Records shown:

------------

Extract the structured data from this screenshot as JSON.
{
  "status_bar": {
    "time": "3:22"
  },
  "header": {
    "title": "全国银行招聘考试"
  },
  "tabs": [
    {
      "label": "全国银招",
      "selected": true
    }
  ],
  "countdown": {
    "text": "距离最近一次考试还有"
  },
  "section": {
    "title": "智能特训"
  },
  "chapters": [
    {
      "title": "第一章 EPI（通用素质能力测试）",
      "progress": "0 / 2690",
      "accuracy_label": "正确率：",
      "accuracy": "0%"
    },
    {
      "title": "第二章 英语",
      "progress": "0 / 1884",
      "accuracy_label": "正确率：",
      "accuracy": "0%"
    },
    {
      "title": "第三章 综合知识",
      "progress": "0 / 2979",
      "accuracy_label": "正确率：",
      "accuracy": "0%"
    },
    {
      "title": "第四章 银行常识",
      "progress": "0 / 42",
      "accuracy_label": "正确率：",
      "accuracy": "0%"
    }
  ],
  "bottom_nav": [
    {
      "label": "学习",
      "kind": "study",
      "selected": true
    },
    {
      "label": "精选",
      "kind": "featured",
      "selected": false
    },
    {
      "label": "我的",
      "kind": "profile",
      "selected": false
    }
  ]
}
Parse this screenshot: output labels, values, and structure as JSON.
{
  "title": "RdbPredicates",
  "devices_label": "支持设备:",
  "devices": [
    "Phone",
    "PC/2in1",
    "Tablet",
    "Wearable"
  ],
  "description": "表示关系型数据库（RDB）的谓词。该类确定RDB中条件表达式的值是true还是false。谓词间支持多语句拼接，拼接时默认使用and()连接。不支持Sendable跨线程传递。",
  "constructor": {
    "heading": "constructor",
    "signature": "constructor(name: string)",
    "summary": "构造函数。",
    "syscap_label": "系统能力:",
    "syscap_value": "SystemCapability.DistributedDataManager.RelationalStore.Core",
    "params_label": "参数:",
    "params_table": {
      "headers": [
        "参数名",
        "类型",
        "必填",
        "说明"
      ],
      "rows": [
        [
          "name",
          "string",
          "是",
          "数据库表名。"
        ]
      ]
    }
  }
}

------------

Write out only the final block of lines, starting at the line with "Parse this screenshot: output" and running to the end of the material.

Parse this screenshot: output labels, values, and structure as JSON.
{
  "title": "RdbPredicates",
  "devices_label": "支持设备:",
  "devices": [
    "Phone",
    "PC/2in1",
    "Tablet",
    "Wearable"
  ],
  "description": "表示关系型数据库（RDB）的谓词。该类确定RDB中条件表达式的值是true还是false。谓词间支持多语句拼接，拼接时默认使用and()连接。不支持Sendable跨线程传递。",
  "constructor": {
    "heading": "constructor",
    "signature": "constructor(name: string)",
    "summary": "构造函数。",
    "syscap_label": "系统能力:",
    "syscap_value": "SystemCapability.DistributedDataManager.RelationalStore.Core",
    "params_label": "参数:",
    "params_table": {
      "headers": [
        "参数名",
        "类型",
        "必填",
        "说明"
      ],
      "rows": [
        [
          "name",
          "string",
          "是",
          "数据库表名。"
        ]
      ]
    }
  }
}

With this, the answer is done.